▶ Requirement
Pull every line with the word "content" out of the entries below.

━━━ Excerpted records ━━━

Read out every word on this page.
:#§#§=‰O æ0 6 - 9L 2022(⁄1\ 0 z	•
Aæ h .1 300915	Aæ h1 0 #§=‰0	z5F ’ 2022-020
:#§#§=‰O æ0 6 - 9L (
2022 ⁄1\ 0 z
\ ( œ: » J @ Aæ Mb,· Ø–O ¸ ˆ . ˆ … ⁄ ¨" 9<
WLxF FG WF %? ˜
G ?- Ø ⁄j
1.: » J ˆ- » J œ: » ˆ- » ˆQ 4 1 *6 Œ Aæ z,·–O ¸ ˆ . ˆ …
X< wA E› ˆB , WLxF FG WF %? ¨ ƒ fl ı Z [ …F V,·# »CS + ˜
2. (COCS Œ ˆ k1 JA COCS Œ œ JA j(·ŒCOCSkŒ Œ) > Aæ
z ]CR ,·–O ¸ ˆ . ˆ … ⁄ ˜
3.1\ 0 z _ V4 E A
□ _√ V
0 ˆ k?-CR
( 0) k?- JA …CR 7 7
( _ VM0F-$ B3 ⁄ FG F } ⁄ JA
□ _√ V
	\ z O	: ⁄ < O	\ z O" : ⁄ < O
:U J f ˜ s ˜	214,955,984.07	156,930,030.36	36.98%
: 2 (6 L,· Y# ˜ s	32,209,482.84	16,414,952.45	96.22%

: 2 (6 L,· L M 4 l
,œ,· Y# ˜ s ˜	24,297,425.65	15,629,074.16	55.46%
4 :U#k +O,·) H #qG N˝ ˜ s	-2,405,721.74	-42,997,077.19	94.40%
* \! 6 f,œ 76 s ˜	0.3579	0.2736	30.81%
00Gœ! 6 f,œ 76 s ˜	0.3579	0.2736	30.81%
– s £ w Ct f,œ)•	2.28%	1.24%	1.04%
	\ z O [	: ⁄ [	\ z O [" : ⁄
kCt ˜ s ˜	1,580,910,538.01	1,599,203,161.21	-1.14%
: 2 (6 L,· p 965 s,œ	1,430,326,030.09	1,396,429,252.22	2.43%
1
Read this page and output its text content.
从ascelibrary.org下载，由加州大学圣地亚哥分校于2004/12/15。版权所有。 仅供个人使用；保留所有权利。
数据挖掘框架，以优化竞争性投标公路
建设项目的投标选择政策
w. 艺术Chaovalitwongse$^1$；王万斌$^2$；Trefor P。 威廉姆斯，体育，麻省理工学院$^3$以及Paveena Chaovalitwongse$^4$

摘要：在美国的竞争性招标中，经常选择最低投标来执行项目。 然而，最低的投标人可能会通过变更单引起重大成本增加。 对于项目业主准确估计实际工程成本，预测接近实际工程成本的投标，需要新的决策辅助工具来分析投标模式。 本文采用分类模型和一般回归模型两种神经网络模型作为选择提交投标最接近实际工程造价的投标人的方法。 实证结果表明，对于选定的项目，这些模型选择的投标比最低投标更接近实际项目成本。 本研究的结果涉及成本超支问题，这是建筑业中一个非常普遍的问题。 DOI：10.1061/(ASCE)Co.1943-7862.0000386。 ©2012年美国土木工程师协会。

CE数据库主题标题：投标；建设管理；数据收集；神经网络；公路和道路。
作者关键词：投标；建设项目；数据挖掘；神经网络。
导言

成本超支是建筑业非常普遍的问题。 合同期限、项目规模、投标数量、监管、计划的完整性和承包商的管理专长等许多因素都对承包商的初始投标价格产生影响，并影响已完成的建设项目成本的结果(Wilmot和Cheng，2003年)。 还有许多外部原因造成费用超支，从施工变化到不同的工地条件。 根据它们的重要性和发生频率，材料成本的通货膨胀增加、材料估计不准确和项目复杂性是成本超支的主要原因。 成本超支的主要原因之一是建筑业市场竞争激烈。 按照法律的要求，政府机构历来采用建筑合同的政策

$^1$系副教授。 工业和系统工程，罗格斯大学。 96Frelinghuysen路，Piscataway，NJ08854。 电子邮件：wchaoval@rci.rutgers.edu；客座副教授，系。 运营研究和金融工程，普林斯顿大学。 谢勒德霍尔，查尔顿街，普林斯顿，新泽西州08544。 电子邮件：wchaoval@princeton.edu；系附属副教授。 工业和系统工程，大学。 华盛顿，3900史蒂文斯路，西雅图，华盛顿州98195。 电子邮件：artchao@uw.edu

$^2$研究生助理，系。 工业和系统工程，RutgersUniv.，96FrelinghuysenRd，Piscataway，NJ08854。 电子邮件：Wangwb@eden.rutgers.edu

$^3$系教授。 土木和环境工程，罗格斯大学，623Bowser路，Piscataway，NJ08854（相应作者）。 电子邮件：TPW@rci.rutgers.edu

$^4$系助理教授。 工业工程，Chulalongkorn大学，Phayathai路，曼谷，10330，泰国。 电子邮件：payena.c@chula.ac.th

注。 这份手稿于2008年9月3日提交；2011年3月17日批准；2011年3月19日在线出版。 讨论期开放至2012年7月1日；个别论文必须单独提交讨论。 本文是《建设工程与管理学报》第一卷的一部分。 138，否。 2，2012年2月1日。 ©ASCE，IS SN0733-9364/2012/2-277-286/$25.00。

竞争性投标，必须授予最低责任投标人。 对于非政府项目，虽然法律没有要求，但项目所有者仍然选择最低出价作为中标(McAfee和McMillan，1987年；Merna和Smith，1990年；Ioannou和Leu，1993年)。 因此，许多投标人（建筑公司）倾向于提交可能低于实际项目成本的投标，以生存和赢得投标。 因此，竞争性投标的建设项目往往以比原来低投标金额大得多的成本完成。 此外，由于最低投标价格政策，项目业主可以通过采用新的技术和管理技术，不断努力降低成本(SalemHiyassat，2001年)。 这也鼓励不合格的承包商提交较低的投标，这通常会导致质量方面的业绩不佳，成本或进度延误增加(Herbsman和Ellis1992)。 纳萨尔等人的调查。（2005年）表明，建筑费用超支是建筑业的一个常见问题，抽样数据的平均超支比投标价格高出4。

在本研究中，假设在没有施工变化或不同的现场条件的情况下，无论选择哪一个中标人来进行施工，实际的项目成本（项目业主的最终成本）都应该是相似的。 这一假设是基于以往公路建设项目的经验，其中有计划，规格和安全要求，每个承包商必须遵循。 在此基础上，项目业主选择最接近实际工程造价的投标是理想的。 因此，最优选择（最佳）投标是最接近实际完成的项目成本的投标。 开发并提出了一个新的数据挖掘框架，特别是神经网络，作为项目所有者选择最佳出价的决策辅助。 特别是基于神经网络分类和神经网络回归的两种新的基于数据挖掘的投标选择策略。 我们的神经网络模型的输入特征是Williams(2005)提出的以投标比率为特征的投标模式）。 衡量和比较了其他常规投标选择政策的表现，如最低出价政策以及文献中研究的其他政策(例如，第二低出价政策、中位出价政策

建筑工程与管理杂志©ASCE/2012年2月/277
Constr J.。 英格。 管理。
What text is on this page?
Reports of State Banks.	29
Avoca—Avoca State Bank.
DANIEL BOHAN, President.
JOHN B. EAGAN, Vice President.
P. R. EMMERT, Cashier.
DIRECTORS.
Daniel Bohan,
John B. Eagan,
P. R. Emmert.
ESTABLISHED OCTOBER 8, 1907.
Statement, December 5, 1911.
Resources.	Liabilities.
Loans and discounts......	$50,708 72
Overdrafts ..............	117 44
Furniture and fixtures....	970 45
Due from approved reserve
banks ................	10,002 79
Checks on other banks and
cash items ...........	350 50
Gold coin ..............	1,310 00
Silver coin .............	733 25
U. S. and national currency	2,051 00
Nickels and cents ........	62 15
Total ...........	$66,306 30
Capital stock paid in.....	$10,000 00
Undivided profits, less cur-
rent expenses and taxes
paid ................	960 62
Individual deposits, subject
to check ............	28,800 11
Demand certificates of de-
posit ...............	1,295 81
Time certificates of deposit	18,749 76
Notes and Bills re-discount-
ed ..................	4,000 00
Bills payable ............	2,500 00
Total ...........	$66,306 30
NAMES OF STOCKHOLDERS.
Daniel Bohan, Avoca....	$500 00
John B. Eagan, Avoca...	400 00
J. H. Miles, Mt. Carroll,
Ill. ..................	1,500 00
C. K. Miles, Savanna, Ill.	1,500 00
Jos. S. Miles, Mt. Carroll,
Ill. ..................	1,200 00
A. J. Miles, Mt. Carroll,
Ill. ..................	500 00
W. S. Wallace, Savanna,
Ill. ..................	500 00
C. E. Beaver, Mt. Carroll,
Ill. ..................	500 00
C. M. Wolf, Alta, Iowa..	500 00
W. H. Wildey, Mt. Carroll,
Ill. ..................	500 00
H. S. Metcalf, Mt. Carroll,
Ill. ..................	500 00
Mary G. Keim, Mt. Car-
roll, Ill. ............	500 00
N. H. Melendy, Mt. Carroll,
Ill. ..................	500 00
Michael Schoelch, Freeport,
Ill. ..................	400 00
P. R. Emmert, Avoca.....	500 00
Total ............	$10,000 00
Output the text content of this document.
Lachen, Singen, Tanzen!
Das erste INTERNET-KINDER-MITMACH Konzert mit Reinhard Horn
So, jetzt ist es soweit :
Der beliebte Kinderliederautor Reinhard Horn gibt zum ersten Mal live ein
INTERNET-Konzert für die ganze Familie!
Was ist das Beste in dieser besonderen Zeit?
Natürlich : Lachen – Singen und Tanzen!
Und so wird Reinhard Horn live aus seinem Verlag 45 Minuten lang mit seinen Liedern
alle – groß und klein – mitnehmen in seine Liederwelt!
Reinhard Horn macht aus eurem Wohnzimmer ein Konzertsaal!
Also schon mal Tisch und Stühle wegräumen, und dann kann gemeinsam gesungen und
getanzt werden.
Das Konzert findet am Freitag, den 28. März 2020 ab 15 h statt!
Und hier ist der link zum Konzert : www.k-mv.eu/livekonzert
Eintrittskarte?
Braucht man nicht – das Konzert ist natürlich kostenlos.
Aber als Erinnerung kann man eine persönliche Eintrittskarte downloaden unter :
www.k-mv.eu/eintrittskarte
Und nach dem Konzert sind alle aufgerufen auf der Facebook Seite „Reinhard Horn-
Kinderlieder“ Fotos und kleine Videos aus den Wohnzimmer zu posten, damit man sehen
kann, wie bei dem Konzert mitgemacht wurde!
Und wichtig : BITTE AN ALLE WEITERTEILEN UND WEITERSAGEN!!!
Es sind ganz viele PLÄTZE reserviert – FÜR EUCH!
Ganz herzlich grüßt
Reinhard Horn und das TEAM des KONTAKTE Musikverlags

━━━

▶ Exercise output
Read this page and output its text content.
Output the text content of this document.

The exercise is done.